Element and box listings
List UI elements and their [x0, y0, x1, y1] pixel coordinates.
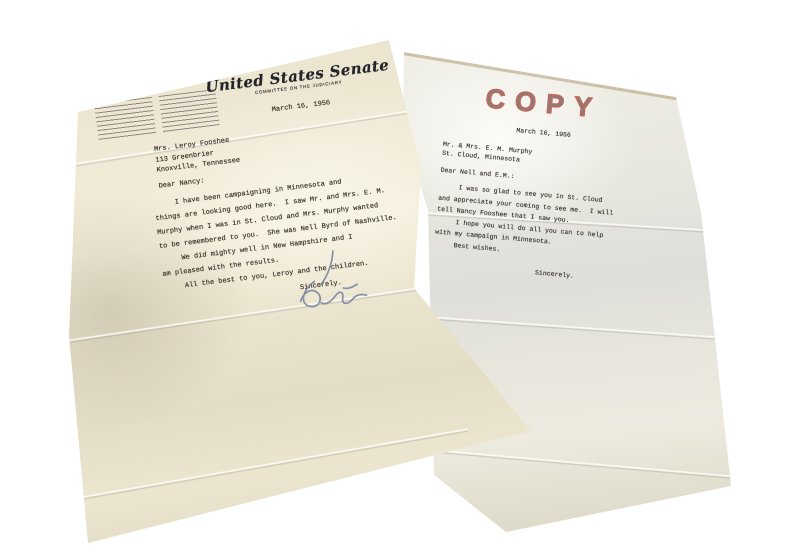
senate-letter-text: United States Senate COMMITTEE ON THE JU… — [85, 55, 442, 318]
photo-scene: COPY March 16, 1956 Mr. & Mrs. E. M. Mur… — [0, 0, 800, 559]
signature-estes: Estes — [281, 244, 384, 323]
committee-column-left — [94, 97, 156, 142]
carbon-copy-letter: COPY March 16, 1956 Mr. & Mrs. E. M. Mur… — [403, 52, 731, 532]
fold-crease — [84, 428, 469, 500]
closing: Sincerely. — [535, 268, 692, 291]
fold-crease — [441, 450, 740, 480]
copy-letter-text: COPY March 16, 1956 Mr. & Mrs. E. M. Mur… — [432, 86, 707, 291]
fold-crease — [425, 316, 725, 341]
letter-body: I was so glad to see you in St. Cloud an… — [434, 181, 699, 272]
copy-stamp: COPY — [468, 84, 620, 124]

- [WHAT YOU SHOULD DO]
Put every line of the records above into a JSON list of strings, one string per line, omitting blank lines and the picture lines.

- [RESULT OF THIS TASK]
[
  "List UI elements and their [x0, y0, x1, y1] pixel coordinates.",
  "senate-letter-text: United States Senate COMMITTEE ON THE JU… — [85, 55, 442, 318]",
  "photo-scene: COPY March 16, 1956 Mr. & Mrs. E. M. Mur… — [0, 0, 800, 559]",
  "signature-estes: Estes — [281, 244, 384, 323]",
  "committee-column-left — [94, 97, 156, 142]",
  "carbon-copy-letter: COPY March 16, 1956 Mr. & Mrs. E. M. Mur… — [403, 52, 731, 532]",
  "fold-crease — [84, 428, 469, 500]",
  "closing: Sincerely. — [535, 268, 692, 291]",
  "fold-crease — [441, 450, 740, 480]",
  "copy-letter-text: COPY March 16, 1956 Mr. & Mrs. E. M. Mur… — [432, 86, 707, 291]",
  "fold-crease — [425, 316, 725, 341]",
  "letter-body: I was so glad to see you in St. Cloud an… — [434, 181, 699, 272]",
  "copy-stamp: COPY — [468, 84, 620, 124]"
]